# Dataset content:

※ ※ ※

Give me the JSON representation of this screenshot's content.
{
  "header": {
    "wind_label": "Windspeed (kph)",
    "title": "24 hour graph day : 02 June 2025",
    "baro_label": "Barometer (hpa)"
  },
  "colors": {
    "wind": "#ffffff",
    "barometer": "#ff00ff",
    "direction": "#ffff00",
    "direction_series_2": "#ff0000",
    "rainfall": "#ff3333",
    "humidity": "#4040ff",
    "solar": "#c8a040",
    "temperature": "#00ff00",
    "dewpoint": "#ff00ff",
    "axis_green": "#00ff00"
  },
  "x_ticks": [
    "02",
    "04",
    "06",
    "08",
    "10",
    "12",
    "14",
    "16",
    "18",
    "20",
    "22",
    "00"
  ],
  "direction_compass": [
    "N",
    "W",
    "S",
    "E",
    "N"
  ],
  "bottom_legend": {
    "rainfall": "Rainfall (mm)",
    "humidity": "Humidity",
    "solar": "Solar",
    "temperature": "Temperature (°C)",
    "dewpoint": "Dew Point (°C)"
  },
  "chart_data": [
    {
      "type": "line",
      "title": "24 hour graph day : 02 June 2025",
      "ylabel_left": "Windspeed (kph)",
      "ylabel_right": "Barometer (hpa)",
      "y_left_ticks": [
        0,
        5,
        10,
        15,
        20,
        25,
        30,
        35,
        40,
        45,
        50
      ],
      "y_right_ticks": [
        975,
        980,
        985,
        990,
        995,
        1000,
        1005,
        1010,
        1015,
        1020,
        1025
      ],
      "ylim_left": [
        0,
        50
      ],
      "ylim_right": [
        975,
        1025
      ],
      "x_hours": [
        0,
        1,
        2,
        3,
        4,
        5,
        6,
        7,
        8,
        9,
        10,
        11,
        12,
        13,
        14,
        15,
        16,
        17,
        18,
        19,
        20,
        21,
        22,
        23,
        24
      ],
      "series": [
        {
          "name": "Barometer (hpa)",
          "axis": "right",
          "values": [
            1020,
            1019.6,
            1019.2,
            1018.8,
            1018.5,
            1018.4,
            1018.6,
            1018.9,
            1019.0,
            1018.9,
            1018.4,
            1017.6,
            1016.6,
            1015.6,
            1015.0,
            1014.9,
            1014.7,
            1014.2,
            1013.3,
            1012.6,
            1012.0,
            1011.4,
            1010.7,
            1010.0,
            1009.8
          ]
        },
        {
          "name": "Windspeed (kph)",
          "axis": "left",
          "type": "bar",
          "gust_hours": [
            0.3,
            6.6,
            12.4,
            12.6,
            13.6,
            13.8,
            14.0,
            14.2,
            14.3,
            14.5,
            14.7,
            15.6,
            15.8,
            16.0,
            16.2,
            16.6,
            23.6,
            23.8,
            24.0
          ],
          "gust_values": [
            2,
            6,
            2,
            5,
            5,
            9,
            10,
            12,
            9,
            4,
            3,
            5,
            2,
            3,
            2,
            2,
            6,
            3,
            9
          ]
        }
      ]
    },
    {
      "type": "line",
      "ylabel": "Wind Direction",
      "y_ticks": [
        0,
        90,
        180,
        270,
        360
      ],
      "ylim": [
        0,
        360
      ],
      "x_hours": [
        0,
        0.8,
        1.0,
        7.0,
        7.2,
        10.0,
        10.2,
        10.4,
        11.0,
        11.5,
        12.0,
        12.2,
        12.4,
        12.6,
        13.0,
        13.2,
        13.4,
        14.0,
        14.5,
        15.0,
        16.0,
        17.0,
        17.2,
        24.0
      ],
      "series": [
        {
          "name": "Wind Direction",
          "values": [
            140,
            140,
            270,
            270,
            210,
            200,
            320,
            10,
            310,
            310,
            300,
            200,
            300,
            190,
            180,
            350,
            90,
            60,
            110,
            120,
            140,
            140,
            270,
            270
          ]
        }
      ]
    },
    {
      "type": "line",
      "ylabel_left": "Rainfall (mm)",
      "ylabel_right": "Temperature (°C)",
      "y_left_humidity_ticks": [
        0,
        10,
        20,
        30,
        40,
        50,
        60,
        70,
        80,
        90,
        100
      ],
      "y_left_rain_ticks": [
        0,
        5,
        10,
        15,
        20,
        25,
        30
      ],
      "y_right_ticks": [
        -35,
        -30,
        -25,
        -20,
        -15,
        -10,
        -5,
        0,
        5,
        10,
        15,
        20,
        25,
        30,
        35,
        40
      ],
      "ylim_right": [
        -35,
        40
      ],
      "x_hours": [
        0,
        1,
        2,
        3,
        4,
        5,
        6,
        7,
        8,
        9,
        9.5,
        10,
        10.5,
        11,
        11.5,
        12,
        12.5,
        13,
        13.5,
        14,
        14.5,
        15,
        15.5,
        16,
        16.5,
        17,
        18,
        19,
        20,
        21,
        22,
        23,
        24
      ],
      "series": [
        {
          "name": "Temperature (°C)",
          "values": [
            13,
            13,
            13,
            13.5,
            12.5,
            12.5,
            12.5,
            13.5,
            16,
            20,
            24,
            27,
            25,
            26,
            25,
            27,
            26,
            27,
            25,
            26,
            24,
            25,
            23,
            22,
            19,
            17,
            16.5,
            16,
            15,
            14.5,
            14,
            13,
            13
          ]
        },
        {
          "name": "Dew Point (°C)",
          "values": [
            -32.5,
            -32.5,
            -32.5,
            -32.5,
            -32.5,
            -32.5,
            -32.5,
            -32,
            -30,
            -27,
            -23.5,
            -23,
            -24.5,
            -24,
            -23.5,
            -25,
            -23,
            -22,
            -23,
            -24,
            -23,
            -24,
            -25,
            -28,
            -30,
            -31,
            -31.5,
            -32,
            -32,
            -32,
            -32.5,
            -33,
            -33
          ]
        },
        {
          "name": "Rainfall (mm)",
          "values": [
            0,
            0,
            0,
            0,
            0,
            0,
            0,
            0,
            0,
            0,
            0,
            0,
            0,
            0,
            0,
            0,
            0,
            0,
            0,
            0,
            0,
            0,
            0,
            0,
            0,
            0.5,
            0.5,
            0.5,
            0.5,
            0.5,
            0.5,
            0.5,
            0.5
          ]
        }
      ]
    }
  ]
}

※ ※ ※

# The task:
Every line above needs to be retyped exactly.

# Answer to this task:
Give me the JSON representation of this screenshot's content.
{
  "header": {
    "wind_label": "Windspeed (kph)",
    "title": "24 hour graph day : 02 June 2025",
    "baro_label": "Barometer (hpa)"
  },
  "colors": {
    "wind": "#ffffff",
    "barometer": "#ff00ff",
    "direction": "#ffff00",
    "direction_series_2": "#ff0000",
    "rainfall": "#ff3333",
    "humidity": "#4040ff",
    "solar": "#c8a040",
    "temperature": "#00ff00",
    "dewpoint": "#ff00ff",
    "axis_green": "#00ff00"
  },
  "x_ticks": [
    "02",
    "04",
    "06",
    "08",
    "10",
    "12",
    "14",
    "16",
    "18",
    "20",
    "22",
    "00"
  ],
  "direction_compass": [
    "N",
    "W",
    "S",
    "E",
    "N"
  ],
  "bottom_legend": {
    "rainfall": "Rainfall (mm)",
    "humidity": "Humidity",
    "solar": "Solar",
    "temperature": "Temperature (°C)",
    "dewpoint": "Dew Point (°C)"
  },
  "chart_data": [
    {
      "type": "line",
      "title": "24 hour graph day : 02 June 2025",
      "ylabel_left": "Windspeed (kph)",
      "ylabel_right": "Barometer (hpa)",
      "y_left_ticks": [
        0,
        5,
        10,
        15,
        20,
        25,
        30,
        35,
        40,
        45,
        50
      ],
      "y_right_ticks": [
        975,
        980,
        985,
        990,
        995,
        1000,
        1005,
        1010,
        1015,
        1020,
        1025
      ],
      "ylim_left": [
        0,
        50
      ],
      "ylim_right": [
        975,
        1025
      ],
      "x_hours": [
        0,
        1,
        2,
        3,
        4,
        5,
        6,
        7,
        8,
        9,
        10,
        11,
        12,
        13,
        14,
        15,
        16,
        17,
        18,
        19,
        20,
        21,
        22,
        23,
        24
      ],
      "series": [
        {
          "name": "Barometer (hpa)",
          "axis": "right",
          "values": [
            1020,
            1019.6,
            1019.2,
            1018.8,
            1018.5,
            1018.4,
            1018.6,
            1018.9,
            1019.0,
            1018.9,
            1018.4,
            1017.6,
            1016.6,
            1015.6,
            1015.0,
            1014.9,
            1014.7,
            1014.2,
            1013.3,
            1012.6,
            1012.0,
            1011.4,
            1010.7,
            1010.0,
            1009.8
          ]
        },
        {
          "name": "Windspeed (kph)",
          "axis": "left",
          "type": "bar",
          "gust_hours": [
            0.3,
            6.6,
            12.4,
            12.6,
            13.6,
            13.8,
            14.0,
            14.2,
            14.3,
            14.5,
            14.7,
            15.6,
            15.8,
            16.0,
            16.2,
            16.6,
            23.6,
            23.8,
            24.0
          ],
          "gust_values": [
            2,
            6,
            2,
            5,
            5,
            9,
            10,
            12,
            9,
            4,
            3,
            5,
            2,
            3,
            2,
            2,
            6,
            3,
            9
          ]
        }
      ]
    },
    {
      "type": "line",
      "ylabel": "Wind Direction",
      "y_ticks": [
        0,
        90,
        180,
        270,
        360
      ],
      "ylim": [
        0,
        360
      ],
      "x_hours": [
        0,
        0.8,
        1.0,
        7.0,
        7.2,
        10.0,
        10.2,
        10.4,
        11.0,
        11.5,
        12.0,
        12.2,
        12.4,
        12.6,
        13.0,
        13.2,
        13.4,
        14.0,
        14.5,
        15.0,
        16.0,
        17.0,
        17.2,
        24.0
      ],
      "series": [
        {
          "name": "Wind Direction",
          "values": [
            140,
            140,
            270,
            270,
            210,
            200,
            320,
            10,
            310,
            310,
            300,
            200,
            300,
            190,
            180,
            350,
            90,
            60,
            110,
            120,
            140,
            140,
            270,
            270
          ]
        }
      ]
    },
    {
      "type": "line",
      "ylabel_left": "Rainfall (mm)",
      "ylabel_right": "Temperature (°C)",
      "y_left_humidity_ticks": [
        0,
        10,
        20,
        30,
        40,
        50,
        60,
        70,
        80,
        90,
        100
      ],
      "y_left_rain_ticks": [
        0,
        5,
        10,
        15,
        20,
        25,
        30
      ],
      "y_right_ticks": [
        -35,
        -30,
        -25,
        -20,
        -15,
        -10,
        -5,
        0,
        5,
        10,
        15,
        20,
        25,
        30,
        35,
        40
      ],
      "ylim_right": [
        -35,
        40
      ],
      "x_hours": [
        0,
        1,
        2,
        3,
        4,
        5,
        6,
        7,
        8,
        9,
        9.5,
        10,
        10.5,
        11,
        11.5,
        12,
        12.5,
        13,
        13.5,
        14,
        14.5,
        15,
        15.5,
        16,
        16.5,
        17,
        18,
        19,
        20,
        21,
        22,
        23,
        24
      ],
      "series": [
        {
          "name": "Temperature (°C)",
          "values": [
            13,
            13,
            13,
            13.5,
            12.5,
            12.5,
            12.5,
            13.5,
            16,
            20,
            24,
            27,
            25,
            26,
            25,
            27,
            26,
            27,
            25,
            26,
            24,
            25,
            23,
            22,
            19,
            17,
            16.5,
            16,
            15,
            14.5,
            14,
            13,
            13
          ]
        },
        {
          "name": "Dew Point (°C)",
          "values": [
            -32.5,
            -32.5,
            -32.5,
            -32.5,
            -32.5,
            -32.5,
            -32.5,
            -32,
            -30,
            -27,
            -23.5,
            -23,
            -24.5,
            -24,
            -23.5,
            -25,
            -23,
            -22,
            -23,
            -24,
            -23,
            -24,
            -25,
            -28,
            -30,
            -31,
            -31.5,
            -32,
            -32,
            -32,
            -32.5,
            -33,
            -33
          ]
        },
        {
          "name": "Rainfall (mm)",
          "values": [
            0,
            0,
            0,
            0,
            0,
            0,
            0,
            0,
            0,
            0,
            0,
            0,
            0,
            0,
            0,
            0,
            0,
            0,
            0,
            0,
            0,
            0,
            0,
            0,
            0,
            0.5,
            0.5,
            0.5,
            0.5,
            0.5,
            0.5,
            0.5,
            0.5
          ]
        }
      ]
    }
  ]
}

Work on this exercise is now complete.